▸ **DO THIS**:
Return the material exactly as supplied, apart from the pictures, which are omitted.

▸ **RECORD SET**:

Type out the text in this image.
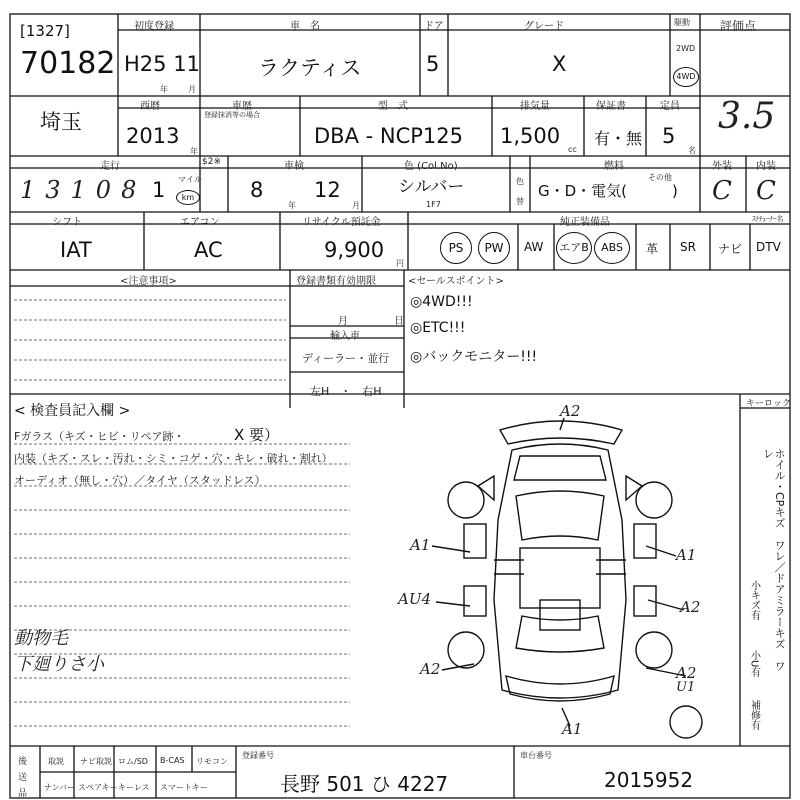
[1327]
70182
初度登録
H25 11
年	月
車　名
ラクティス
ドア
5
グレード
X
駆動
2WD
4WD
評価点
3.5
埼玉
西暦
2013
年
車歴
登録抹消等の場合
型　式
DBA - NCP125
排気量
1,500
cc
保証書
有・無
定員
5
名
走行	$2※
13108 1 マイル
km
車検
8
年
12
月
色 (Col.No)
シルバー
1F7
色
替
燃料
その他
G・D・電気(　　　)
外装
C
内装
C
シフト
IAT
エアコン
AC
リサイクル預託金
9,900
円
純正装備品	ｽﾃﾁｭｰﾅｰ名
PS	PW	AW エアB	ABS	革 SR ナビ DTV
<注意事項>	登録書類有効期限
月	日
輸入車
ディーラー・並行
左H　・　右H
<セールスポイント>
◎4WD!!!
◎ETC!!!
◎バックモニター!!!
< 検査員記入欄 >
Fガラス（キズ・ヒビ・リペア跡・	X 要）
内装（キズ・スレ・汚れ・シミ・コゲ・穴・キレ・破れ・割れ）
オーディオ（無し・穴）／タイヤ（スタッドレス）
動物毛
下廻りさ小
キーロック
ホイル・CPキズ　ワレ／ドアミラーキズ　ワレ
小キズ有
小U有
補修有
A2
A1
A1
A2
AU4
A2	A2
U1
A1
後
送
品
取説 ナビ取説 ロム/SD B-CAS リモコン
ナンバー スペアキー キーレス スマートキー
登録番号
長野 501 ひ 4227
車台番号
2015952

▸ **EXERCISE RESULT**:
Type out the text in this image.
[1327]
70182
初度登録
H25 11
年	月
車　名
ラクティス
ドア
5
グレード
X
駆動
2WD
4WD
評価点
3.5
埼玉
西暦
2013
年
車歴
登録抹消等の場合
型　式
DBA - NCP125
排気量
1,500
cc
保証書
有・無
定員
5
名
走行	$2※
13108 1 マイル
km
車検
8
年
12
月
色 (Col.No)
シルバー
1F7
色
替
燃料
その他
G・D・電気(　　　)
外装
C
内装
C
シフト
IAT
エアコン
AC
リサイクル預託金
9,900
円
純正装備品	ｽﾃﾁｭｰﾅｰ名
PS	PW	AW エアB	ABS	革 SR ナビ DTV
<注意事項>	登録書類有効期限
月	日
輸入車
ディーラー・並行
左H　・　右H
<セールスポイント>
◎4WD!!!
◎ETC!!!
◎バックモニター!!!
< 検査員記入欄 >
Fガラス（キズ・ヒビ・リペア跡・	X 要）
内装（キズ・スレ・汚れ・シミ・コゲ・穴・キレ・破れ・割れ）
オーディオ（無し・穴）／タイヤ（スタッドレス）
動物毛
下廻りさ小
キーロック
ホイル・CPキズ　ワレ／ドアミラーキズ　ワレ
小キズ有
小U有
補修有
A2
A1
A1
A2
AU4
A2	A2
U1
A1
後
送
品
取説 ナビ取説 ロム/SD B-CAS リモコン
ナンバー スペアキー キーレス スマートキー
登録番号
長野 501 ひ 4227
車台番号
2015952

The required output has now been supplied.